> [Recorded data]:
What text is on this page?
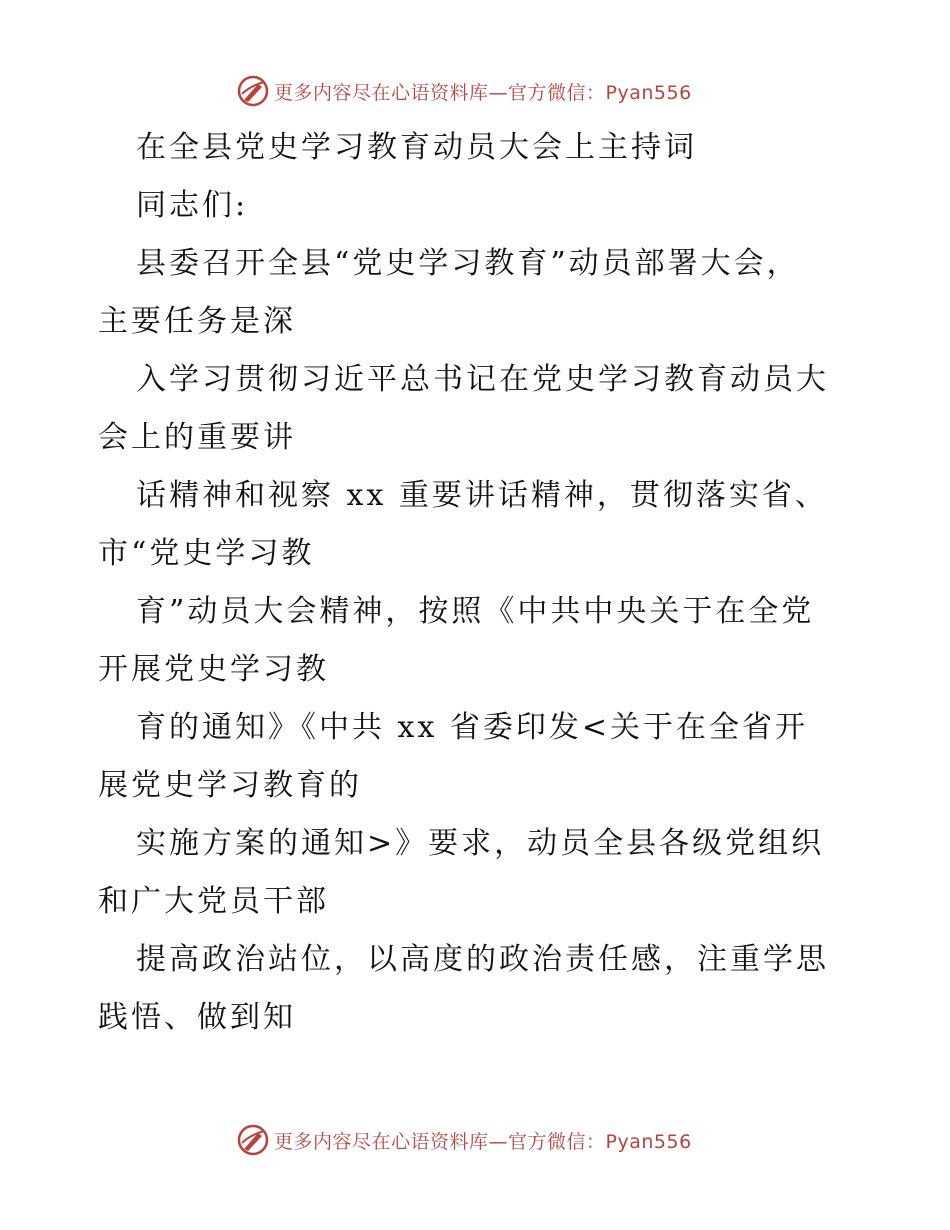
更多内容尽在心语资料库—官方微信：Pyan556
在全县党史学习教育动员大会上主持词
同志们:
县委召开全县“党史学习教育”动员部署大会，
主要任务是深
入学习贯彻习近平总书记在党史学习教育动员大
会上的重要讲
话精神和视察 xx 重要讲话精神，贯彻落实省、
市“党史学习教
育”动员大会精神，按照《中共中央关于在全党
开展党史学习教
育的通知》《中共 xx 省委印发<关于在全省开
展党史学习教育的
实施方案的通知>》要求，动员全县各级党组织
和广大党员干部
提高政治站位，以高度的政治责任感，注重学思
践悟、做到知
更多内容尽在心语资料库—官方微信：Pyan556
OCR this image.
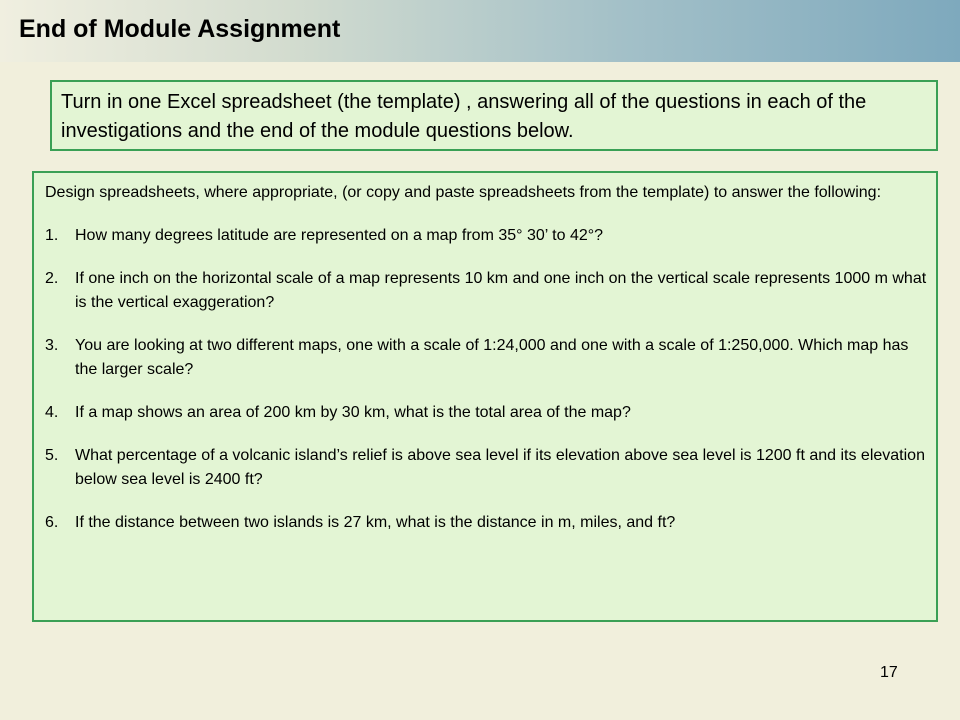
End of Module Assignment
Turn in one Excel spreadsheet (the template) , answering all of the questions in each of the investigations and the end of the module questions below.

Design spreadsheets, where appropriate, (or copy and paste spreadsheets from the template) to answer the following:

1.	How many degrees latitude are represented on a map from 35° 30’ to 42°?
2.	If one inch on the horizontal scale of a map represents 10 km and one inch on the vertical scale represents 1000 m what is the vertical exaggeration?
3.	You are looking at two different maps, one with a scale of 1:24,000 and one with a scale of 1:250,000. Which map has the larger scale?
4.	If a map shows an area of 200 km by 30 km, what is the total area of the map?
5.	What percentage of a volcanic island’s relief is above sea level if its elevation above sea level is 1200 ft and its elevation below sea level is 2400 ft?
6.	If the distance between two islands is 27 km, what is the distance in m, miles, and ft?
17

--

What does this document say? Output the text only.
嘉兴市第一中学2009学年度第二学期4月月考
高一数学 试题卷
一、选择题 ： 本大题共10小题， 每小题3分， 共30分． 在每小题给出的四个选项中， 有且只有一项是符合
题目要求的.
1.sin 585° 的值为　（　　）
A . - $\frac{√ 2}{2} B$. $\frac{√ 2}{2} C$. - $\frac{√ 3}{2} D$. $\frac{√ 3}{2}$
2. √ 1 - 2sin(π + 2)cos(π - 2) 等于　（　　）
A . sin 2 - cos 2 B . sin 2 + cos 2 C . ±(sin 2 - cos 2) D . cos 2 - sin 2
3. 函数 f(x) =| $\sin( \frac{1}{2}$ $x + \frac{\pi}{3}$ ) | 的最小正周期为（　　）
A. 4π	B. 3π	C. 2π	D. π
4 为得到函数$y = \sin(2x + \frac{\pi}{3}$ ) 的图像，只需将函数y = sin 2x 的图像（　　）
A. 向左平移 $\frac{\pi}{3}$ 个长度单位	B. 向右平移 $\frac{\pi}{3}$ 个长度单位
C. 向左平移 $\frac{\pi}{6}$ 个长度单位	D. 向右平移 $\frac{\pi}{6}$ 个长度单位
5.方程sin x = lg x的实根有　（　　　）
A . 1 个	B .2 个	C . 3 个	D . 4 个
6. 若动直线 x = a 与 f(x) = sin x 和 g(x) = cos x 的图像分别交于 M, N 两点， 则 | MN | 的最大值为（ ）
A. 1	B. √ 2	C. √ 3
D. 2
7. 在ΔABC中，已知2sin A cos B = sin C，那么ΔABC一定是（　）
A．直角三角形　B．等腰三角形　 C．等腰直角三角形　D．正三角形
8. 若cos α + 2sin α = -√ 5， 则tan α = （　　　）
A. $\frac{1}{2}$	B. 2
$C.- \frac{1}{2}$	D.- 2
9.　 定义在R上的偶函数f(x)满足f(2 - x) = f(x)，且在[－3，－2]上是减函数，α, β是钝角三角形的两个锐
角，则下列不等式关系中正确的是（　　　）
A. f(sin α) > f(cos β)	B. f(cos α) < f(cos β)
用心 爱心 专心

---

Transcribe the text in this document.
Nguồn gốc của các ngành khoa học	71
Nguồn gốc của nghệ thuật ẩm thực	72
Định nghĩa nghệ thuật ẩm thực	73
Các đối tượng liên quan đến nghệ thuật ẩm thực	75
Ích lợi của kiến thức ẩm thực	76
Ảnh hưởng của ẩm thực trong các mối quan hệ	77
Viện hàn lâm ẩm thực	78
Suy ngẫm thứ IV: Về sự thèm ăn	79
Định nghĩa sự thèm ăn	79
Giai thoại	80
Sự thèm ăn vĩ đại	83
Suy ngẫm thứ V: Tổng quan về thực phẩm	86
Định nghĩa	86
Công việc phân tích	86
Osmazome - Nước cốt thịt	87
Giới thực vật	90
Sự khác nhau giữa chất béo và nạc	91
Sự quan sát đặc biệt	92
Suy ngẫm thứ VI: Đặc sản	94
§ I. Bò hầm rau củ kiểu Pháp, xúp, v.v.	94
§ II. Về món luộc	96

> [Your task]: Some lines of the records may hold the word "this". How many do? Answer with a number and nothing else.

> [Written response]: 4